**Exercise details:** Copy all records precisely, apart from the pictures.

(Data about app and page elements)

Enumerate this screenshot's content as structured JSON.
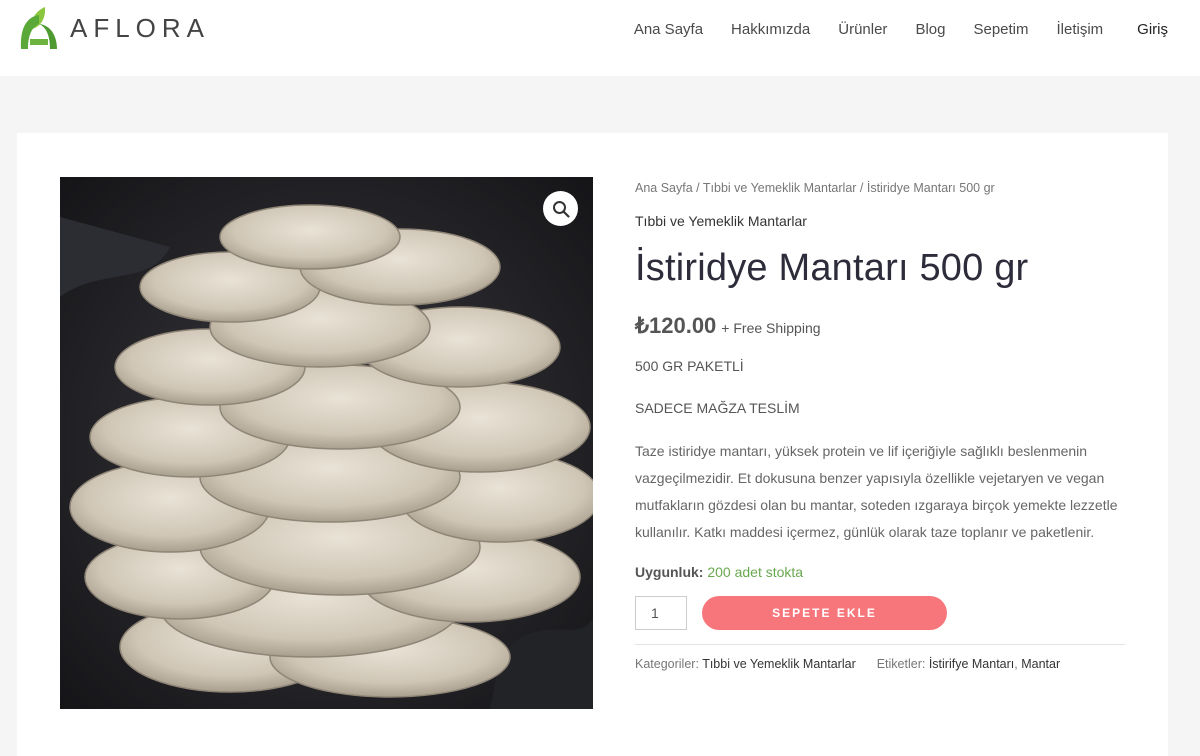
{
  "brand": {
    "name": "AFLORA"
  },
  "nav": {
    "items": [
      "Ana Sayfa",
      "Hakkımızda",
      "Ürünler",
      "Blog",
      "Sepetim",
      "İletişim"
    ],
    "login": "Giriş"
  },
  "breadcrumb": {
    "home": "Ana Sayfa",
    "sep": " / ",
    "category": "Tıbbi ve Yemeklik Mantarlar",
    "current": "İstiridye Mantarı 500 gr"
  },
  "product": {
    "category": "Tıbbi ve Yemeklik Mantarlar",
    "title": "İstiridye Mantarı 500 gr",
    "price": "₺120.00",
    "shipping": "+ Free Shipping",
    "line1": "500 GR PAKETLİ",
    "line2": "SADECE MAĞZA TESLİM",
    "description": "Taze istiridye mantarı, yüksek protein ve lif içeriğiyle sağlıklı beslenmenin vazgeçilmezidir. Et dokusuna benzer yapısıyla özellikle vejetaryen ve vegan mutfakların gözdesi olan bu mantar, soteden ızgaraya birçok yemekte lezzetle kullanılır. Katkı maddesi içermez, günlük olarak taze toplanır ve paketlenir.",
    "stock_label": "Uygunluk:",
    "stock_value": "200 adet stokta",
    "quantity": "1",
    "add_to_cart": "SEPETE EKLE",
    "categories_label": "Kategoriler:",
    "categories_value": "Tıbbi ve Yemeklik Mantarlar",
    "tags_label": "Etiketler:",
    "tags": [
      "İstirifye Mantarı",
      "Mantar"
    ]
  },
  "icons": {
    "logo": "leaf-a-logo-icon",
    "zoom": "magnifier-icon"
  },
  "colors": {
    "accent": "#f7767b",
    "stock": "#6aa84f",
    "logo_green": "#5aa838"
  }
}
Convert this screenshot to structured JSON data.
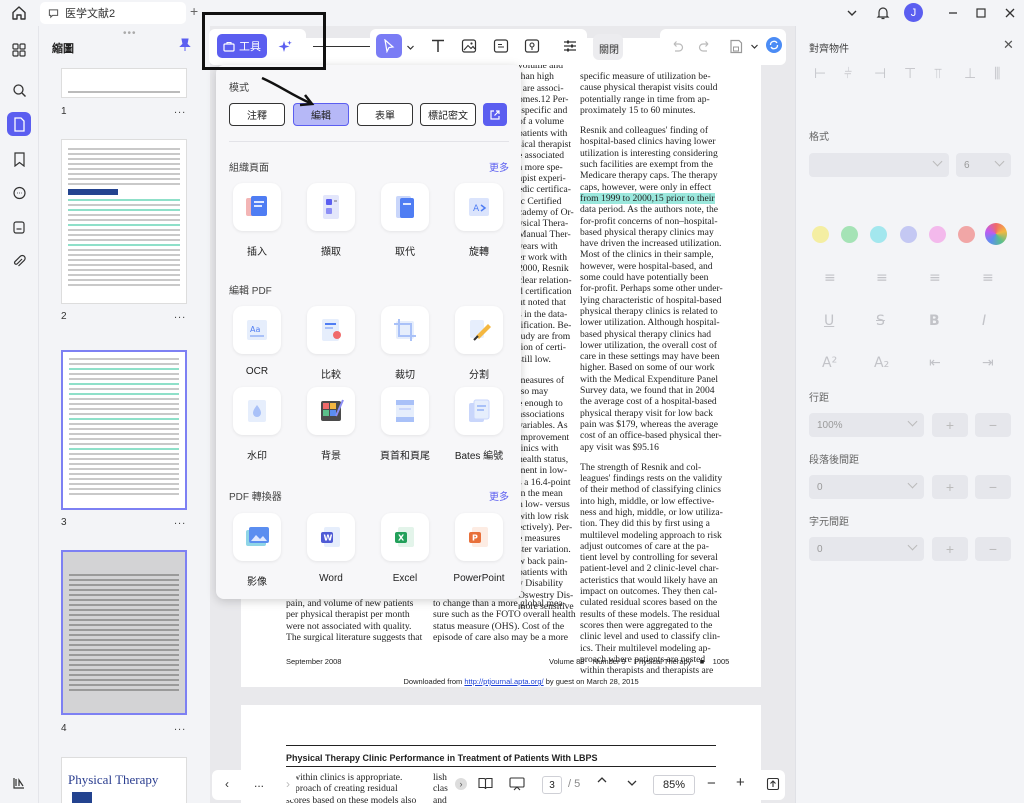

**Answer section:**
Enumerate this screenshot's content as structured JSON.
{
  "brand": {
    "name": "AFLORA"
  },
  "nav": {
    "items": [
      "Ana Sayfa",
      "Hakkımızda",
      "Ürünler",
      "Blog",
      "Sepetim",
      "İletişim"
    ],
    "login": "Giriş"
  },
  "breadcrumb": {
    "home": "Ana Sayfa",
    "sep": " / ",
    "category": "Tıbbi ve Yemeklik Mantarlar",
    "current": "İstiridye Mantarı 500 gr"
  },
  "product": {
    "category": "Tıbbi ve Yemeklik Mantarlar",
    "title": "İstiridye Mantarı 500 gr",
    "price": "₺120.00",
    "shipping": "+ Free Shipping",
    "line1": "500 GR PAKETLİ",
    "line2": "SADECE MAĞZA TESLİM",
    "description": "Taze istiridye mantarı, yüksek protein ve lif içeriğiyle sağlıklı beslenmenin vazgeçilmezidir. Et dokusuna benzer yapısıyla özellikle vejetaryen ve vegan mutfakların gözdesi olan bu mantar, soteden ızgaraya birçok yemekte lezzetle kullanılır. Katkı maddesi içermez, günlük olarak taze toplanır ve paketlenir.",
    "stock_label": "Uygunluk:",
    "stock_value": "200 adet stokta",
    "quantity": "1",
    "add_to_cart": "SEPETE EKLE",
    "categories_label": "Kategoriler:",
    "categories_value": "Tıbbi ve Yemeklik Mantarlar",
    "tags_label": "Etiketler:",
    "tags": [
      "İstirifye Mantarı",
      "Mantar"
    ]
  },
  "icons": {
    "logo": "leaf-a-logo-icon",
    "zoom": "magnifier-icon"
  },
  "colors": {
    "accent": "#f7767b",
    "stock": "#6aa84f",
    "logo_green": "#5aa838"
  }
}
Convert this screenshot to structured JSON data.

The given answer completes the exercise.